— start of RECORD SET —

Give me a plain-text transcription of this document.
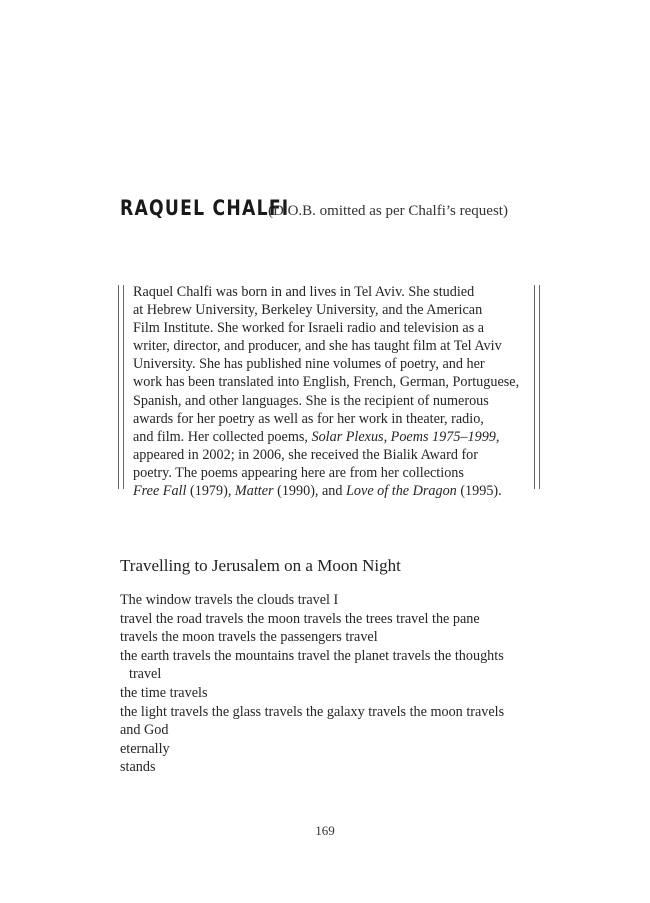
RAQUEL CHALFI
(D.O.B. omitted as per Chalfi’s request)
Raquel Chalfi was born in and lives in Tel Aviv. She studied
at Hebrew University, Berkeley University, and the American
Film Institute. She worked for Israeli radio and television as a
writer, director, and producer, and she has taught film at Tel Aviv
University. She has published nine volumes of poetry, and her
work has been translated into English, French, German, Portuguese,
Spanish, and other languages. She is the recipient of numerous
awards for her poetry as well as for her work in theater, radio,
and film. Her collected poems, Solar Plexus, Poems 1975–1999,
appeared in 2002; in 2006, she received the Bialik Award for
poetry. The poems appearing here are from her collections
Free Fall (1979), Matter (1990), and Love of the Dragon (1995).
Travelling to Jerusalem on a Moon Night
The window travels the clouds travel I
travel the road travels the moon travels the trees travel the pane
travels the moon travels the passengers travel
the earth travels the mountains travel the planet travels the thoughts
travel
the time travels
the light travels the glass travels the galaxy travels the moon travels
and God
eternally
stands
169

— end of RECORD SET —

> _WHAT THE TASK ASKS_: Transcribe each entry precisely as given, leaving the pictures out.

> _OUTPUT FOR THIS TASK_:
Give me a plain-text transcription of this document.
RAQUEL CHALFI
(D.O.B. omitted as per Chalfi’s request)
Raquel Chalfi was born in and lives in Tel Aviv. She studied
at Hebrew University, Berkeley University, and the American
Film Institute. She worked for Israeli radio and television as a
writer, director, and producer, and she has taught film at Tel Aviv
University. She has published nine volumes of poetry, and her
work has been translated into English, French, German, Portuguese,
Spanish, and other languages. She is the recipient of numerous
awards for her poetry as well as for her work in theater, radio,
and film. Her collected poems, Solar Plexus, Poems 1975–1999,
appeared in 2002; in 2006, she received the Bialik Award for
poetry. The poems appearing here are from her collections
Free Fall (1979), Matter (1990), and Love of the Dragon (1995).
Travelling to Jerusalem on a Moon Night
The window travels the clouds travel I
travel the road travels the moon travels the trees travel the pane
travels the moon travels the passengers travel
the earth travels the mountains travel the planet travels the thoughts
travel
the time travels
the light travels the glass travels the galaxy travels the moon travels
and God
eternally
stands
169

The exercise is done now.